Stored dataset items
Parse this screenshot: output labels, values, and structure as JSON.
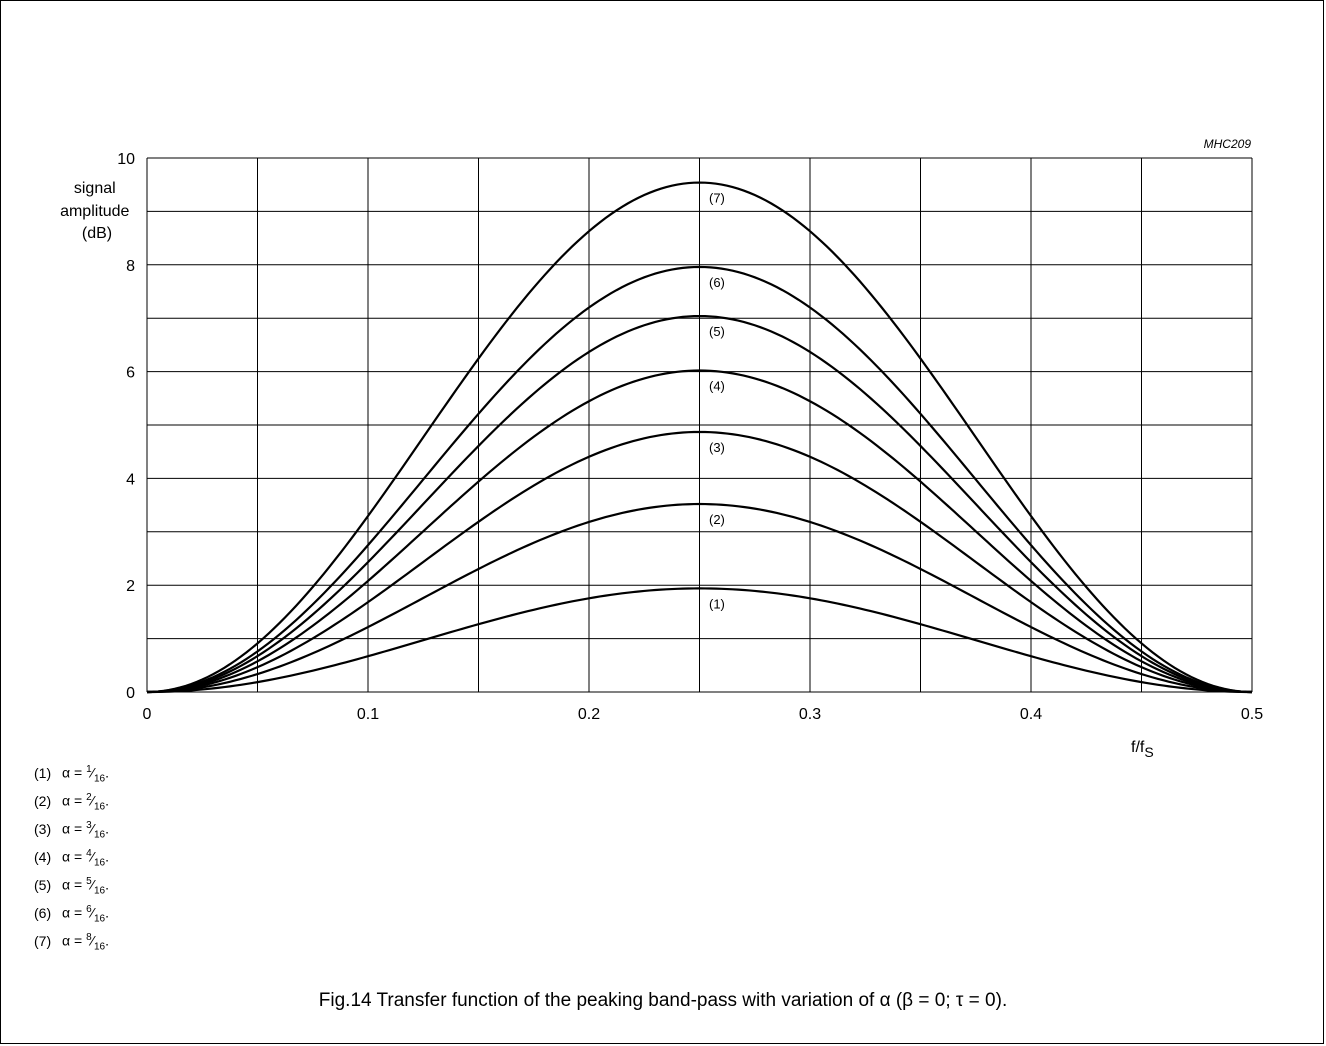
{
  "figure_code": "MHC209",
  "caption": "Fig.14  Transfer function of the peaking band-pass with variation of α (β = 0; τ = 0).",
  "legend": [
    {
      "id": "(1)",
      "prefix": "α = ",
      "num": "1",
      "den": "16",
      "suffix": "."
    },
    {
      "id": "(2)",
      "prefix": "α = ",
      "num": "2",
      "den": "16",
      "suffix": "."
    },
    {
      "id": "(3)",
      "prefix": "α = ",
      "num": "3",
      "den": "16",
      "suffix": "."
    },
    {
      "id": "(4)",
      "prefix": "α = ",
      "num": "4",
      "den": "16",
      "suffix": "."
    },
    {
      "id": "(5)",
      "prefix": "α = ",
      "num": "5",
      "den": "16",
      "suffix": "."
    },
    {
      "id": "(6)",
      "prefix": "α = ",
      "num": "6",
      "den": "16",
      "suffix": "."
    },
    {
      "id": "(7)",
      "prefix": "α = ",
      "num": "8",
      "den": "16",
      "suffix": "."
    }
  ],
  "chart_data": {
    "type": "line",
    "title": "",
    "ylabel_lines": [
      "signal",
      "amplitude",
      "(dB)"
    ],
    "xlabel_main": "f/f",
    "xlabel_sub": "S",
    "xlim": [
      0,
      0.5
    ],
    "ylim": [
      0,
      10
    ],
    "xticks": [
      "0",
      "0.1",
      "0.2",
      "0.3",
      "0.4",
      "0.5"
    ],
    "yticks": [
      "0",
      "2",
      "4",
      "6",
      "8",
      "10"
    ],
    "x_gridlines": [
      0,
      0.05,
      0.1,
      0.15,
      0.2,
      0.25,
      0.3,
      0.35,
      0.4,
      0.45,
      0.5
    ],
    "y_gridlines": [
      0,
      1,
      2,
      3,
      4,
      5,
      6,
      7,
      8,
      9,
      10
    ],
    "grid": true,
    "curve_shape": "y = peak · sin²(2π·f/fs)",
    "series": [
      {
        "name": "(1)",
        "peak": 1.94
      },
      {
        "name": "(2)",
        "peak": 3.52
      },
      {
        "name": "(3)",
        "peak": 4.87
      },
      {
        "name": "(4)",
        "peak": 6.02
      },
      {
        "name": "(5)",
        "peak": 7.04
      },
      {
        "name": "(6)",
        "peak": 7.96
      },
      {
        "name": "(7)",
        "peak": 9.54
      }
    ],
    "x": [
      0,
      0.025,
      0.05,
      0.075,
      0.1,
      0.125,
      0.15,
      0.175,
      0.2,
      0.225,
      0.25,
      0.275,
      0.3,
      0.325,
      0.35,
      0.375,
      0.4,
      0.425,
      0.45,
      0.475,
      0.5
    ]
  }
}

## AIM:
Repeat the material above verbatim. Leave the pictures behind.

## ANSWER IN FULL:
Parse this screenshot: output labels, values, and structure as JSON.
{
  "figure_code": "MHC209",
  "caption": "Fig.14  Transfer function of the peaking band-pass with variation of α (β = 0; τ = 0).",
  "legend": [
    {
      "id": "(1)",
      "prefix": "α = ",
      "num": "1",
      "den": "16",
      "suffix": "."
    },
    {
      "id": "(2)",
      "prefix": "α = ",
      "num": "2",
      "den": "16",
      "suffix": "."
    },
    {
      "id": "(3)",
      "prefix": "α = ",
      "num": "3",
      "den": "16",
      "suffix": "."
    },
    {
      "id": "(4)",
      "prefix": "α = ",
      "num": "4",
      "den": "16",
      "suffix": "."
    },
    {
      "id": "(5)",
      "prefix": "α = ",
      "num": "5",
      "den": "16",
      "suffix": "."
    },
    {
      "id": "(6)",
      "prefix": "α = ",
      "num": "6",
      "den": "16",
      "suffix": "."
    },
    {
      "id": "(7)",
      "prefix": "α = ",
      "num": "8",
      "den": "16",
      "suffix": "."
    }
  ],
  "chart_data": {
    "type": "line",
    "title": "",
    "ylabel_lines": [
      "signal",
      "amplitude",
      "(dB)"
    ],
    "xlabel_main": "f/f",
    "xlabel_sub": "S",
    "xlim": [
      0,
      0.5
    ],
    "ylim": [
      0,
      10
    ],
    "xticks": [
      "0",
      "0.1",
      "0.2",
      "0.3",
      "0.4",
      "0.5"
    ],
    "yticks": [
      "0",
      "2",
      "4",
      "6",
      "8",
      "10"
    ],
    "x_gridlines": [
      0,
      0.05,
      0.1,
      0.15,
      0.2,
      0.25,
      0.3,
      0.35,
      0.4,
      0.45,
      0.5
    ],
    "y_gridlines": [
      0,
      1,
      2,
      3,
      4,
      5,
      6,
      7,
      8,
      9,
      10
    ],
    "grid": true,
    "curve_shape": "y = peak · sin²(2π·f/fs)",
    "series": [
      {
        "name": "(1)",
        "peak": 1.94
      },
      {
        "name": "(2)",
        "peak": 3.52
      },
      {
        "name": "(3)",
        "peak": 4.87
      },
      {
        "name": "(4)",
        "peak": 6.02
      },
      {
        "name": "(5)",
        "peak": 7.04
      },
      {
        "name": "(6)",
        "peak": 7.96
      },
      {
        "name": "(7)",
        "peak": 9.54
      }
    ],
    "x": [
      0,
      0.025,
      0.05,
      0.075,
      0.1,
      0.125,
      0.15,
      0.175,
      0.2,
      0.225,
      0.25,
      0.275,
      0.3,
      0.325,
      0.35,
      0.375,
      0.4,
      0.425,
      0.45,
      0.475,
      0.5
    ]
  }
}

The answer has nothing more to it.